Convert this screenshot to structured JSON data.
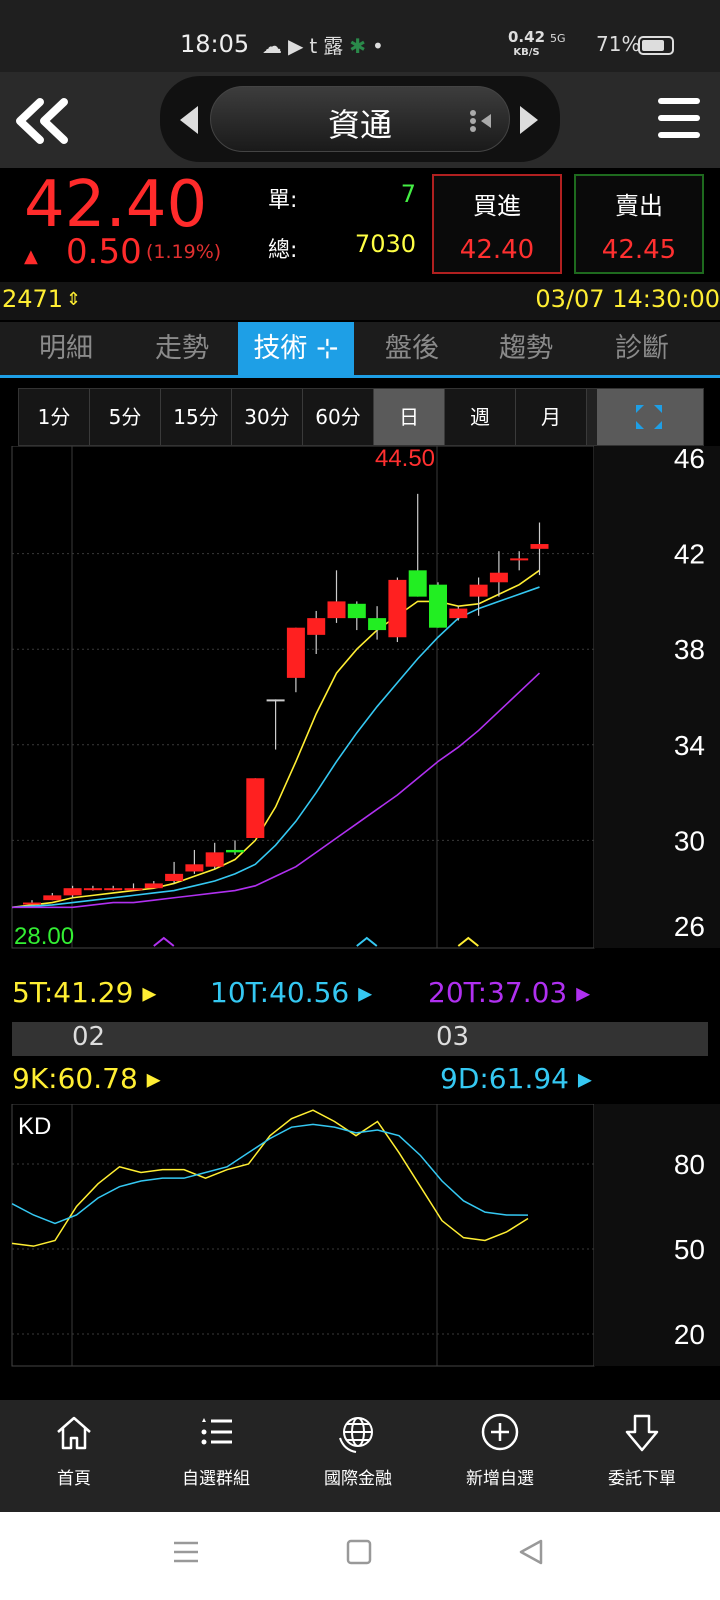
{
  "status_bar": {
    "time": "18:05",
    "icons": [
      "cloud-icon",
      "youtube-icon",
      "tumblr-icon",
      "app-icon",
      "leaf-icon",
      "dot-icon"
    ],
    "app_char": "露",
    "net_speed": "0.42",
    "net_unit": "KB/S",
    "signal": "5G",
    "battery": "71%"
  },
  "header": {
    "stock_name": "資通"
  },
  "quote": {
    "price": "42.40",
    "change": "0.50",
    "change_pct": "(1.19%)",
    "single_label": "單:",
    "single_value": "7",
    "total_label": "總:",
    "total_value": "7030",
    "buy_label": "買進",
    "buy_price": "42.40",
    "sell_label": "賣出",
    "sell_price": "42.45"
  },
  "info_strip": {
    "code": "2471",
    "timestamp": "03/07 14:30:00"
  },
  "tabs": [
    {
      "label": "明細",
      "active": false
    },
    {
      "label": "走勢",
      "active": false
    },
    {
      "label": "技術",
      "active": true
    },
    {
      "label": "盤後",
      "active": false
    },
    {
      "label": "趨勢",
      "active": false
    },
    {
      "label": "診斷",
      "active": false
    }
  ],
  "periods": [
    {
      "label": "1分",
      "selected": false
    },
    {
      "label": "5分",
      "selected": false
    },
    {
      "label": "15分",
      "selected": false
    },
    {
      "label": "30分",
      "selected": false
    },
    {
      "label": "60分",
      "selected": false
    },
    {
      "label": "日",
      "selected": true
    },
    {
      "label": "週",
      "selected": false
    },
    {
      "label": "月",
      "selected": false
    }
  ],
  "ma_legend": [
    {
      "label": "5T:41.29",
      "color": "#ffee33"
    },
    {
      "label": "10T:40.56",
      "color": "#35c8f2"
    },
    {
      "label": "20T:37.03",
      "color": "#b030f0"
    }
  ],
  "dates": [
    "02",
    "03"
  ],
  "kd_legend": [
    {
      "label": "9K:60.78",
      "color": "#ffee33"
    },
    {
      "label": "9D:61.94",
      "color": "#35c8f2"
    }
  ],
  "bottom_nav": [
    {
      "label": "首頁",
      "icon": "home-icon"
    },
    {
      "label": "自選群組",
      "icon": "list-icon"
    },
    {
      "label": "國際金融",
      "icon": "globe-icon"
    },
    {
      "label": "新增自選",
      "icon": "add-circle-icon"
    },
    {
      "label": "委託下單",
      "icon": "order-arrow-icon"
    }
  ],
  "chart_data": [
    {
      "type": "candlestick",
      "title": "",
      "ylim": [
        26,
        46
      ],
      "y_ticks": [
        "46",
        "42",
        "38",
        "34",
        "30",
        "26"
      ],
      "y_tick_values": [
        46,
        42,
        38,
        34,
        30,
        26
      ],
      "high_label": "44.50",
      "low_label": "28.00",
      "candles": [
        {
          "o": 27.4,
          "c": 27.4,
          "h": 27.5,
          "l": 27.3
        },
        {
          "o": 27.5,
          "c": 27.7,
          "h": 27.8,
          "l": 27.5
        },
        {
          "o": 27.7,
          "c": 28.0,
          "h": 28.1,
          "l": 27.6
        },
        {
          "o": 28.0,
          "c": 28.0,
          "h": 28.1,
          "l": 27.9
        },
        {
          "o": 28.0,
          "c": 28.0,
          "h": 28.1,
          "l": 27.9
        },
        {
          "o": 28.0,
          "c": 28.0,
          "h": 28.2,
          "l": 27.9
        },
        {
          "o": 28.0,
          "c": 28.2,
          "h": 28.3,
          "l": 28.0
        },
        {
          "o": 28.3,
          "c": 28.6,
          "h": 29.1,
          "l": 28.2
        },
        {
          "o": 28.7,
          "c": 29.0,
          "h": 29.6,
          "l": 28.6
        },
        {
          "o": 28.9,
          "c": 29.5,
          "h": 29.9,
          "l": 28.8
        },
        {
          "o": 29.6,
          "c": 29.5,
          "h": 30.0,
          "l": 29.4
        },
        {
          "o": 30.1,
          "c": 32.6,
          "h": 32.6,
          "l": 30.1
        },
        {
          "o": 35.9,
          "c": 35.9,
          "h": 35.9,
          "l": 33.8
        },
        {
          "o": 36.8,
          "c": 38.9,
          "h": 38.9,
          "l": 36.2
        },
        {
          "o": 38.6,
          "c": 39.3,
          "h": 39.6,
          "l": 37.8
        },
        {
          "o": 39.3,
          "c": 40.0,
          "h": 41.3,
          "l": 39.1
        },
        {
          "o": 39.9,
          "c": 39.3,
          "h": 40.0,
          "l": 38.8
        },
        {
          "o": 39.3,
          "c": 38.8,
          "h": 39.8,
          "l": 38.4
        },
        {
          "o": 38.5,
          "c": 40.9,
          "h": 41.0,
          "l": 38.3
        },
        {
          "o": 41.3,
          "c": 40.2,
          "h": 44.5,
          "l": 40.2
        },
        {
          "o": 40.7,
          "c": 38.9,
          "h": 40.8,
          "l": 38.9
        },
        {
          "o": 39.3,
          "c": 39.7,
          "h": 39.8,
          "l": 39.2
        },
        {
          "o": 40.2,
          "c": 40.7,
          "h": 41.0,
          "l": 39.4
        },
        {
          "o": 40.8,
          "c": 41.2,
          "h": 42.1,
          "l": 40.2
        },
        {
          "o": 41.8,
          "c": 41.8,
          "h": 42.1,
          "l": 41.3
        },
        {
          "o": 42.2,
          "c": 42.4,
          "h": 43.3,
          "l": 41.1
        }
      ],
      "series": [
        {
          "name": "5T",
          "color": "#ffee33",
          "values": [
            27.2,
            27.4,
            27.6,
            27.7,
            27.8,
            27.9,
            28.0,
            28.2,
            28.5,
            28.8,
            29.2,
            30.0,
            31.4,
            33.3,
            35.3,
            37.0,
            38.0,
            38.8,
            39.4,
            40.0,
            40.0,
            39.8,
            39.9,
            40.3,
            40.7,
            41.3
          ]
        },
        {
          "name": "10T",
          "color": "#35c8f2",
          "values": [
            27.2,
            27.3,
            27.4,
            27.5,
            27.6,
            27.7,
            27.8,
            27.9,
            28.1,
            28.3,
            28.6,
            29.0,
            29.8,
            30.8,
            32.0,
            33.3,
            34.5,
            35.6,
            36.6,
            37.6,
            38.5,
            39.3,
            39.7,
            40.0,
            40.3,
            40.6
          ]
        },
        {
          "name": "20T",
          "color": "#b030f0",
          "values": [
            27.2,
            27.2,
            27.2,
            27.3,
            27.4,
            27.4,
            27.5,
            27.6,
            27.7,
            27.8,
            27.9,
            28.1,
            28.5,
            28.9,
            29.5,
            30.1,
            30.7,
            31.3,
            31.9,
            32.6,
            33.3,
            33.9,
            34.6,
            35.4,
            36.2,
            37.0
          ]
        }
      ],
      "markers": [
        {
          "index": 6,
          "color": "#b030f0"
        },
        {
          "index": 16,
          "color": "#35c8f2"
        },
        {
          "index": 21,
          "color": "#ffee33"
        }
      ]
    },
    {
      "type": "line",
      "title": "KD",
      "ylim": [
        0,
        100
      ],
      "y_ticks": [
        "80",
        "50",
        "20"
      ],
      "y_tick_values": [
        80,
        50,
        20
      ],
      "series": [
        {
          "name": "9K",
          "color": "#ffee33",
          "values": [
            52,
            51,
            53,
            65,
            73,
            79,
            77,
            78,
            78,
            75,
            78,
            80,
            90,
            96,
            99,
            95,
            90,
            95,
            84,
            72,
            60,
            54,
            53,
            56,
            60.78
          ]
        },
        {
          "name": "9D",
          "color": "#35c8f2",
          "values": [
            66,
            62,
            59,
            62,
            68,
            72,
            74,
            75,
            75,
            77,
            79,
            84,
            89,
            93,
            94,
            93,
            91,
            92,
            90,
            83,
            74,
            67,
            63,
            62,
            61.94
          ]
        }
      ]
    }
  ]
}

## DIRECTIONS:
Pictures in the records above should not be copied. Repeat everything else exactly.

## RESULT:
Convert this screenshot to structured JSON data.
{
  "status_bar": {
    "time": "18:05",
    "icons": [
      "cloud-icon",
      "youtube-icon",
      "tumblr-icon",
      "app-icon",
      "leaf-icon",
      "dot-icon"
    ],
    "app_char": "露",
    "net_speed": "0.42",
    "net_unit": "KB/S",
    "signal": "5G",
    "battery": "71%"
  },
  "header": {
    "stock_name": "資通"
  },
  "quote": {
    "price": "42.40",
    "change": "0.50",
    "change_pct": "(1.19%)",
    "single_label": "單:",
    "single_value": "7",
    "total_label": "總:",
    "total_value": "7030",
    "buy_label": "買進",
    "buy_price": "42.40",
    "sell_label": "賣出",
    "sell_price": "42.45"
  },
  "info_strip": {
    "code": "2471",
    "timestamp": "03/07 14:30:00"
  },
  "tabs": [
    {
      "label": "明細",
      "active": false
    },
    {
      "label": "走勢",
      "active": false
    },
    {
      "label": "技術",
      "active": true
    },
    {
      "label": "盤後",
      "active": false
    },
    {
      "label": "趨勢",
      "active": false
    },
    {
      "label": "診斷",
      "active": false
    }
  ],
  "periods": [
    {
      "label": "1分",
      "selected": false
    },
    {
      "label": "5分",
      "selected": false
    },
    {
      "label": "15分",
      "selected": false
    },
    {
      "label": "30分",
      "selected": false
    },
    {
      "label": "60分",
      "selected": false
    },
    {
      "label": "日",
      "selected": true
    },
    {
      "label": "週",
      "selected": false
    },
    {
      "label": "月",
      "selected": false
    }
  ],
  "ma_legend": [
    {
      "label": "5T:41.29",
      "color": "#ffee33"
    },
    {
      "label": "10T:40.56",
      "color": "#35c8f2"
    },
    {
      "label": "20T:37.03",
      "color": "#b030f0"
    }
  ],
  "dates": [
    "02",
    "03"
  ],
  "kd_legend": [
    {
      "label": "9K:60.78",
      "color": "#ffee33"
    },
    {
      "label": "9D:61.94",
      "color": "#35c8f2"
    }
  ],
  "bottom_nav": [
    {
      "label": "首頁",
      "icon": "home-icon"
    },
    {
      "label": "自選群組",
      "icon": "list-icon"
    },
    {
      "label": "國際金融",
      "icon": "globe-icon"
    },
    {
      "label": "新增自選",
      "icon": "add-circle-icon"
    },
    {
      "label": "委託下單",
      "icon": "order-arrow-icon"
    }
  ],
  "chart_data": [
    {
      "type": "candlestick",
      "title": "",
      "ylim": [
        26,
        46
      ],
      "y_ticks": [
        "46",
        "42",
        "38",
        "34",
        "30",
        "26"
      ],
      "y_tick_values": [
        46,
        42,
        38,
        34,
        30,
        26
      ],
      "high_label": "44.50",
      "low_label": "28.00",
      "candles": [
        {
          "o": 27.4,
          "c": 27.4,
          "h": 27.5,
          "l": 27.3
        },
        {
          "o": 27.5,
          "c": 27.7,
          "h": 27.8,
          "l": 27.5
        },
        {
          "o": 27.7,
          "c": 28.0,
          "h": 28.1,
          "l": 27.6
        },
        {
          "o": 28.0,
          "c": 28.0,
          "h": 28.1,
          "l": 27.9
        },
        {
          "o": 28.0,
          "c": 28.0,
          "h": 28.1,
          "l": 27.9
        },
        {
          "o": 28.0,
          "c": 28.0,
          "h": 28.2,
          "l": 27.9
        },
        {
          "o": 28.0,
          "c": 28.2,
          "h": 28.3,
          "l": 28.0
        },
        {
          "o": 28.3,
          "c": 28.6,
          "h": 29.1,
          "l": 28.2
        },
        {
          "o": 28.7,
          "c": 29.0,
          "h": 29.6,
          "l": 28.6
        },
        {
          "o": 28.9,
          "c": 29.5,
          "h": 29.9,
          "l": 28.8
        },
        {
          "o": 29.6,
          "c": 29.5,
          "h": 30.0,
          "l": 29.4
        },
        {
          "o": 30.1,
          "c": 32.6,
          "h": 32.6,
          "l": 30.1
        },
        {
          "o": 35.9,
          "c": 35.9,
          "h": 35.9,
          "l": 33.8
        },
        {
          "o": 36.8,
          "c": 38.9,
          "h": 38.9,
          "l": 36.2
        },
        {
          "o": 38.6,
          "c": 39.3,
          "h": 39.6,
          "l": 37.8
        },
        {
          "o": 39.3,
          "c": 40.0,
          "h": 41.3,
          "l": 39.1
        },
        {
          "o": 39.9,
          "c": 39.3,
          "h": 40.0,
          "l": 38.8
        },
        {
          "o": 39.3,
          "c": 38.8,
          "h": 39.8,
          "l": 38.4
        },
        {
          "o": 38.5,
          "c": 40.9,
          "h": 41.0,
          "l": 38.3
        },
        {
          "o": 41.3,
          "c": 40.2,
          "h": 44.5,
          "l": 40.2
        },
        {
          "o": 40.7,
          "c": 38.9,
          "h": 40.8,
          "l": 38.9
        },
        {
          "o": 39.3,
          "c": 39.7,
          "h": 39.8,
          "l": 39.2
        },
        {
          "o": 40.2,
          "c": 40.7,
          "h": 41.0,
          "l": 39.4
        },
        {
          "o": 40.8,
          "c": 41.2,
          "h": 42.1,
          "l": 40.2
        },
        {
          "o": 41.8,
          "c": 41.8,
          "h": 42.1,
          "l": 41.3
        },
        {
          "o": 42.2,
          "c": 42.4,
          "h": 43.3,
          "l": 41.1
        }
      ],
      "series": [
        {
          "name": "5T",
          "color": "#ffee33",
          "values": [
            27.2,
            27.4,
            27.6,
            27.7,
            27.8,
            27.9,
            28.0,
            28.2,
            28.5,
            28.8,
            29.2,
            30.0,
            31.4,
            33.3,
            35.3,
            37.0,
            38.0,
            38.8,
            39.4,
            40.0,
            40.0,
            39.8,
            39.9,
            40.3,
            40.7,
            41.3
          ]
        },
        {
          "name": "10T",
          "color": "#35c8f2",
          "values": [
            27.2,
            27.3,
            27.4,
            27.5,
            27.6,
            27.7,
            27.8,
            27.9,
            28.1,
            28.3,
            28.6,
            29.0,
            29.8,
            30.8,
            32.0,
            33.3,
            34.5,
            35.6,
            36.6,
            37.6,
            38.5,
            39.3,
            39.7,
            40.0,
            40.3,
            40.6
          ]
        },
        {
          "name": "20T",
          "color": "#b030f0",
          "values": [
            27.2,
            27.2,
            27.2,
            27.3,
            27.4,
            27.4,
            27.5,
            27.6,
            27.7,
            27.8,
            27.9,
            28.1,
            28.5,
            28.9,
            29.5,
            30.1,
            30.7,
            31.3,
            31.9,
            32.6,
            33.3,
            33.9,
            34.6,
            35.4,
            36.2,
            37.0
          ]
        }
      ],
      "markers": [
        {
          "index": 6,
          "color": "#b030f0"
        },
        {
          "index": 16,
          "color": "#35c8f2"
        },
        {
          "index": 21,
          "color": "#ffee33"
        }
      ]
    },
    {
      "type": "line",
      "title": "KD",
      "ylim": [
        0,
        100
      ],
      "y_ticks": [
        "80",
        "50",
        "20"
      ],
      "y_tick_values": [
        80,
        50,
        20
      ],
      "series": [
        {
          "name": "9K",
          "color": "#ffee33",
          "values": [
            52,
            51,
            53,
            65,
            73,
            79,
            77,
            78,
            78,
            75,
            78,
            80,
            90,
            96,
            99,
            95,
            90,
            95,
            84,
            72,
            60,
            54,
            53,
            56,
            60.78
          ]
        },
        {
          "name": "9D",
          "color": "#35c8f2",
          "values": [
            66,
            62,
            59,
            62,
            68,
            72,
            74,
            75,
            75,
            77,
            79,
            84,
            89,
            93,
            94,
            93,
            91,
            92,
            90,
            83,
            74,
            67,
            63,
            62,
            61.94
          ]
        }
      ]
    }
  ]
}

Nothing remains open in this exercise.